-- BEGIN Extracted information --

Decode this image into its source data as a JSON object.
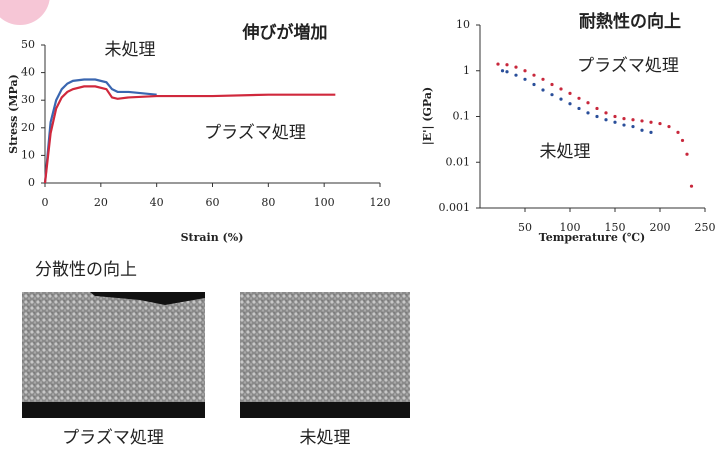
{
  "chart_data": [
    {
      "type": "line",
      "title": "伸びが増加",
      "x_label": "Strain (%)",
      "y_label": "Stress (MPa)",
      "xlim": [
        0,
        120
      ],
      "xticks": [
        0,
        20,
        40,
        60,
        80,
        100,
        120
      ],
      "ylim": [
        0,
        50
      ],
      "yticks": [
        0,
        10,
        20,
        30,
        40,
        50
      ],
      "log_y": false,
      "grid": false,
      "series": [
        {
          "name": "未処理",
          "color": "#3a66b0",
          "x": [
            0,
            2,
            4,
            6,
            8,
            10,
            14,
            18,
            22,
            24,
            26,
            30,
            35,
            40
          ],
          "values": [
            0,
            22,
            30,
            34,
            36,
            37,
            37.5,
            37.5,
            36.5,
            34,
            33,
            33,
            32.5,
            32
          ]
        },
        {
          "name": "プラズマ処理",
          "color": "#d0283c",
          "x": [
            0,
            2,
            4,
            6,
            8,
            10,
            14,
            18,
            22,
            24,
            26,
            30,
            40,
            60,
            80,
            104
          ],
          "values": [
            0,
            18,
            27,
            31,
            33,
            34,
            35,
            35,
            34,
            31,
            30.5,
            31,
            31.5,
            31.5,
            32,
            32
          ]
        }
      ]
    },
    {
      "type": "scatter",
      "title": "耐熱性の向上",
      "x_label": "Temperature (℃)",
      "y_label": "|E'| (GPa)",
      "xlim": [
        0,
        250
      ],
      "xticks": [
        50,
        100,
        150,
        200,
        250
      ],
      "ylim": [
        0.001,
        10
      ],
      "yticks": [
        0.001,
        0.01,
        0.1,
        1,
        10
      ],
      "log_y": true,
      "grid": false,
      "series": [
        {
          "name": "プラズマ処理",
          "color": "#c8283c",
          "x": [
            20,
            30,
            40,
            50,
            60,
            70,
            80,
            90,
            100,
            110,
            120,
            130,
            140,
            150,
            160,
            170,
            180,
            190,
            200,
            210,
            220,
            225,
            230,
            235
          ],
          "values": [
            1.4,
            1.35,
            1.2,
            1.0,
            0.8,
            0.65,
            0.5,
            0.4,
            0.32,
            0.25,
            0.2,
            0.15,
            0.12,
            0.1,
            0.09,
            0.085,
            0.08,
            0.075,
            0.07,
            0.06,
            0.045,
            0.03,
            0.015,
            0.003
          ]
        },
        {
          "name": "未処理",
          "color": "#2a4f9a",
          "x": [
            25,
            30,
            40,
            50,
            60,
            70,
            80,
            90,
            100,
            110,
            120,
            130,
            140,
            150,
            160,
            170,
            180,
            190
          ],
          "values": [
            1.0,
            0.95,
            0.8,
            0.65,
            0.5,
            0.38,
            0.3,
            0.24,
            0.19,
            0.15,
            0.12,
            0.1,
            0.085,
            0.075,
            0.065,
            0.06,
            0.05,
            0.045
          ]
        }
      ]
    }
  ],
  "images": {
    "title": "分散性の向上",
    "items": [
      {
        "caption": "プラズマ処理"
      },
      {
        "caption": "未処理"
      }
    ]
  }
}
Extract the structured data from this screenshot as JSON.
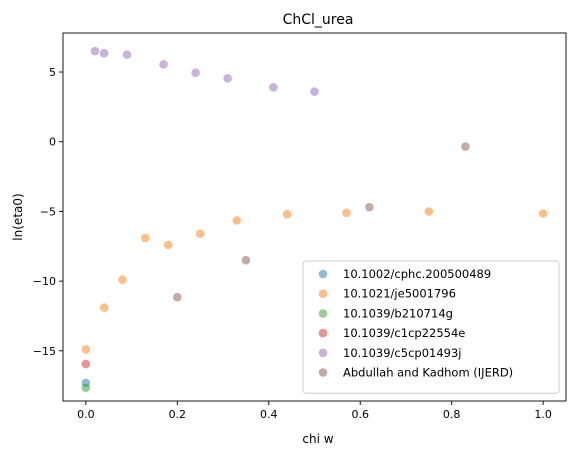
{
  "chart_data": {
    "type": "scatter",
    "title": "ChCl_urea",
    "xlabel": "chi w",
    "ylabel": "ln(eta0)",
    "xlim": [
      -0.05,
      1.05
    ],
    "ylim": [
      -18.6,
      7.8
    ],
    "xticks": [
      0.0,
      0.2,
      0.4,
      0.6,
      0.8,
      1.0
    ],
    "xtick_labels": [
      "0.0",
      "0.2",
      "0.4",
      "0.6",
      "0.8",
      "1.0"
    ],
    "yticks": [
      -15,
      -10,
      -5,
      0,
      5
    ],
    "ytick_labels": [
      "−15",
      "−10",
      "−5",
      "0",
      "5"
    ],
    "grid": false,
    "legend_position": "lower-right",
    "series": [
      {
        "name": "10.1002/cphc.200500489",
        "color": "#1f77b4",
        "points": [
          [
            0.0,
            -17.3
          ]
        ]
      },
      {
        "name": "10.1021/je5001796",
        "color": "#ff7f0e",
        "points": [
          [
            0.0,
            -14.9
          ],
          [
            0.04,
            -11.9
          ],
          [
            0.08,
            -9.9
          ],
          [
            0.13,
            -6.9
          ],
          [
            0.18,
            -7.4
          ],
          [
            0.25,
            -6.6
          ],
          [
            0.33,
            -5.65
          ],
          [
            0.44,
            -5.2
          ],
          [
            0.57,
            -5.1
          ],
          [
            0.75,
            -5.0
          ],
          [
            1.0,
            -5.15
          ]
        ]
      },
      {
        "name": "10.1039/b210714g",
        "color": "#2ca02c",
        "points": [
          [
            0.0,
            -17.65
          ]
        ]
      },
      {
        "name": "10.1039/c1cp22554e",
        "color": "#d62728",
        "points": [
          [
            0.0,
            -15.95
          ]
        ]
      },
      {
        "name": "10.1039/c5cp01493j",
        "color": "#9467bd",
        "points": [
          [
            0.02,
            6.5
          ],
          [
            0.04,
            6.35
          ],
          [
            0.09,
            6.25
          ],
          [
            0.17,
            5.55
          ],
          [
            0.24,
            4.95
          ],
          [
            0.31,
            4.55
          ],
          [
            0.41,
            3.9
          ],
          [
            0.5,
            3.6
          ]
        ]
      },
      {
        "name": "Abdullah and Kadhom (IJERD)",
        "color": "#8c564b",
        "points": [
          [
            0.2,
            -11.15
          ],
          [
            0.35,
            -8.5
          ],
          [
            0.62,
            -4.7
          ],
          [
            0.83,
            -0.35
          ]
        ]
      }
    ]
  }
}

-- END Extracted information --

**Goal of the exercise**.
In the records above, find each line with the word "name" and copy it.

**Answer for the task**.
          "name": "未処理",
          "name": "プラズマ処理",
          "name": "プラズマ処理",
          "name": "未処理",
        "name": "10.1002/cphc.200500489",
        "name": "10.1021/je5001796",
        "name": "10.1039/b210714g",
        "name": "10.1039/c1cp22554e",
        "name": "10.1039/c5cp01493j",
        "name": "Abdullah and Kadhom (IJERD)",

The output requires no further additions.